**WHAT YOU NEED TO DO:**
Count lines, not occurrences: give the number of lines holding the word "kind", and nothing besides.

* START RAW DATA *

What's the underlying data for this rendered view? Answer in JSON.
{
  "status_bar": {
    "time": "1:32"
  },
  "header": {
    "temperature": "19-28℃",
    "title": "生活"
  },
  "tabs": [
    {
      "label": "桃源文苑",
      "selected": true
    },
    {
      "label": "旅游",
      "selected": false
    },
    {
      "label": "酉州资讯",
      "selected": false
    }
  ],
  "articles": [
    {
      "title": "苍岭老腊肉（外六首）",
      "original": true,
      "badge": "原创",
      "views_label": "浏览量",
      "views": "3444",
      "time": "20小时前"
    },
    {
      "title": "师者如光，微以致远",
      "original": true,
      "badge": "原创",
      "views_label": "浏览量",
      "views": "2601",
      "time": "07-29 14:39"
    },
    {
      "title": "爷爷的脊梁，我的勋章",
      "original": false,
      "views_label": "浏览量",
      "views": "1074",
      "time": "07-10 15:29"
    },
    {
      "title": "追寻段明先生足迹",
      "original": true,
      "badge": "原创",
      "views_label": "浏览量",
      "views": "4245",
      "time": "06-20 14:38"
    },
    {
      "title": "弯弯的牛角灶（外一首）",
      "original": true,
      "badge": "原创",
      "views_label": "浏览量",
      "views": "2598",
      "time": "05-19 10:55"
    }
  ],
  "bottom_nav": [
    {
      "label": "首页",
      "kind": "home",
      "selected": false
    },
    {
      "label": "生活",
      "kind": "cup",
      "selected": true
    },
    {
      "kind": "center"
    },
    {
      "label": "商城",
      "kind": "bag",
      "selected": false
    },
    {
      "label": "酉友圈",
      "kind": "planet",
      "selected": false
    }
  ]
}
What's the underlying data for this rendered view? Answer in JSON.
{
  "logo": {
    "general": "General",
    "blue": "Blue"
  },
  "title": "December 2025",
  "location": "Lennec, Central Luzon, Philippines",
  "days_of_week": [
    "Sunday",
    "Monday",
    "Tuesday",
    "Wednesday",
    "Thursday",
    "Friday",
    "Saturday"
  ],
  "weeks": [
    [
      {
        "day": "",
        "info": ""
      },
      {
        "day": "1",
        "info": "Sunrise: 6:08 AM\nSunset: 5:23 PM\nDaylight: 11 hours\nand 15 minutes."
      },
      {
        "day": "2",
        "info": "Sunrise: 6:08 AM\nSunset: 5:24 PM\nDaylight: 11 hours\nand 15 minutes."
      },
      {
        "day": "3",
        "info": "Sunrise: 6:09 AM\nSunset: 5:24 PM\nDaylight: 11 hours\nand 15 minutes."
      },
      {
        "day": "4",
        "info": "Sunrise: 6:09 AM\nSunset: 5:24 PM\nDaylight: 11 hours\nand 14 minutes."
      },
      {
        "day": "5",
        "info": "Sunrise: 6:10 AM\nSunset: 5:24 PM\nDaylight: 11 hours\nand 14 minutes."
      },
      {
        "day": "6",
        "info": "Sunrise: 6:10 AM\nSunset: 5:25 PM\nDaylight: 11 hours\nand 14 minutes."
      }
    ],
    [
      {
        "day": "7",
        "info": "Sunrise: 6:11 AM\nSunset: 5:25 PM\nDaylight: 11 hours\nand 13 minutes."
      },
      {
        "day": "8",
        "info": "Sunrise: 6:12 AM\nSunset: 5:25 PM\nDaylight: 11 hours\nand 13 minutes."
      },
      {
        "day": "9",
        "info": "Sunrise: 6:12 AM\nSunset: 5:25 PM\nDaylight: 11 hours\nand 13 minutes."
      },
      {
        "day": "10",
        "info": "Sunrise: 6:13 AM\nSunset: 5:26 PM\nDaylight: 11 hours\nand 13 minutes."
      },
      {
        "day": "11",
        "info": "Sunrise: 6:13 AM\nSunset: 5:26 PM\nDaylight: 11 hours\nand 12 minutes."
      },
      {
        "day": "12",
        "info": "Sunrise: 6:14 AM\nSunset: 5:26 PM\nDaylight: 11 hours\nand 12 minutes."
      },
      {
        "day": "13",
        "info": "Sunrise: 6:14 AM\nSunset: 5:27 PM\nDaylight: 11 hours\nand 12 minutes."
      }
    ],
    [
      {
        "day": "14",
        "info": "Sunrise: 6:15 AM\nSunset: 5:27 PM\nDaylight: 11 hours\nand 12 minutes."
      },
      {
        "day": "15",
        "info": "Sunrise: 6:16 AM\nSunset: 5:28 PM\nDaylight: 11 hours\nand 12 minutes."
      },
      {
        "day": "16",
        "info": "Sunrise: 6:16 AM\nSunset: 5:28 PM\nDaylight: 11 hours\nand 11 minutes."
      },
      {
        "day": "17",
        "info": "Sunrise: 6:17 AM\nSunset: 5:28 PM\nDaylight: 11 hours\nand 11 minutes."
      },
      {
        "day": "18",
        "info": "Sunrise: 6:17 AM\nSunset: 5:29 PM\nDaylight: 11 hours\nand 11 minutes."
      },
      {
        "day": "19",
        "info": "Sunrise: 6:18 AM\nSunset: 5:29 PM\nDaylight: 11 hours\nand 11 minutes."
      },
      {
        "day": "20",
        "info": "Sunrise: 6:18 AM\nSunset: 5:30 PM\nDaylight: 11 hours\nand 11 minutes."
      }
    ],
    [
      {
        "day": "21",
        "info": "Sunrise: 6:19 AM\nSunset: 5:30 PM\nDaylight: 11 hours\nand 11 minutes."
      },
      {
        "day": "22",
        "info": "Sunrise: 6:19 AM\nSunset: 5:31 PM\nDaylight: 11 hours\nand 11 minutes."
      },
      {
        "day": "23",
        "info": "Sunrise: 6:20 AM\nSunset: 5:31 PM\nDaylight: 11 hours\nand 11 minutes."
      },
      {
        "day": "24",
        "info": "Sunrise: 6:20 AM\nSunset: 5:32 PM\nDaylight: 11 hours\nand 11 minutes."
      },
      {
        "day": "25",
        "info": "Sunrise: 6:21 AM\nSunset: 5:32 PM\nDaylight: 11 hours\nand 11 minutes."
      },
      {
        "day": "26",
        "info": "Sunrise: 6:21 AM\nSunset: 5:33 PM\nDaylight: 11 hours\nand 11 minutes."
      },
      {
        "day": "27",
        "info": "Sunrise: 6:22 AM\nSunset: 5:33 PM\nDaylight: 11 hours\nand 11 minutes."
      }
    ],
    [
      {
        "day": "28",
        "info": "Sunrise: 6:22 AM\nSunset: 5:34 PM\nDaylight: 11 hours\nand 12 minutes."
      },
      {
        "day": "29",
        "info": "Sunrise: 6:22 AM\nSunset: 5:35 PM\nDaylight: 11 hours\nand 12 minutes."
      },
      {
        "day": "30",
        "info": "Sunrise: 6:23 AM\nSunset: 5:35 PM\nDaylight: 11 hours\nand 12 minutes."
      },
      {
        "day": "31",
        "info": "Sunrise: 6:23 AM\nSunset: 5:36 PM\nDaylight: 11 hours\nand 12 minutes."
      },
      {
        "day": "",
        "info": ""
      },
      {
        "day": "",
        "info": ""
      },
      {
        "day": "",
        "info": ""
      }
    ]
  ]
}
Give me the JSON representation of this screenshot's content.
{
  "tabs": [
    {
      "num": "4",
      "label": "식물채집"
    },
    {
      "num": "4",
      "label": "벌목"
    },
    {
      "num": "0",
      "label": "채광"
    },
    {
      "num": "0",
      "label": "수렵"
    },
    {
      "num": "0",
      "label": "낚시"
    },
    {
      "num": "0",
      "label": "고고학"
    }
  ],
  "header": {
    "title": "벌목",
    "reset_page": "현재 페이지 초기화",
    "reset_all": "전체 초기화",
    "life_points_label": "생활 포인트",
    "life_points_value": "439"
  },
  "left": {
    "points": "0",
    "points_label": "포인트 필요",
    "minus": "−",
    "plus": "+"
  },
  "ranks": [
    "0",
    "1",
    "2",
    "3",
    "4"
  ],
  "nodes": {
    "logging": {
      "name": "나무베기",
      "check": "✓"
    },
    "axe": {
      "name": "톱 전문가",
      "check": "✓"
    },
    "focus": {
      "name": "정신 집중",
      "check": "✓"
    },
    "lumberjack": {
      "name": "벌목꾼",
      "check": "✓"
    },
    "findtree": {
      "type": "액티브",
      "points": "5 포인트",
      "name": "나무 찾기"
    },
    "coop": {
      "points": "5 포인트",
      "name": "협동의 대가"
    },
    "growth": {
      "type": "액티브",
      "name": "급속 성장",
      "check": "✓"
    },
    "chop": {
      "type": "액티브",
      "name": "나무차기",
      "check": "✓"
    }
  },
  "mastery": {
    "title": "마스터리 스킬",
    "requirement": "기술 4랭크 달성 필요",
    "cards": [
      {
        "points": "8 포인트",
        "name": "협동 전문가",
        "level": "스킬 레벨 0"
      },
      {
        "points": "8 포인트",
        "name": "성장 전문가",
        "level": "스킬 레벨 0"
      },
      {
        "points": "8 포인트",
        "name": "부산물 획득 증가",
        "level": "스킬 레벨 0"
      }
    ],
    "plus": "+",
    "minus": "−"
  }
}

* END RAW DATA *

**RESULT:**
5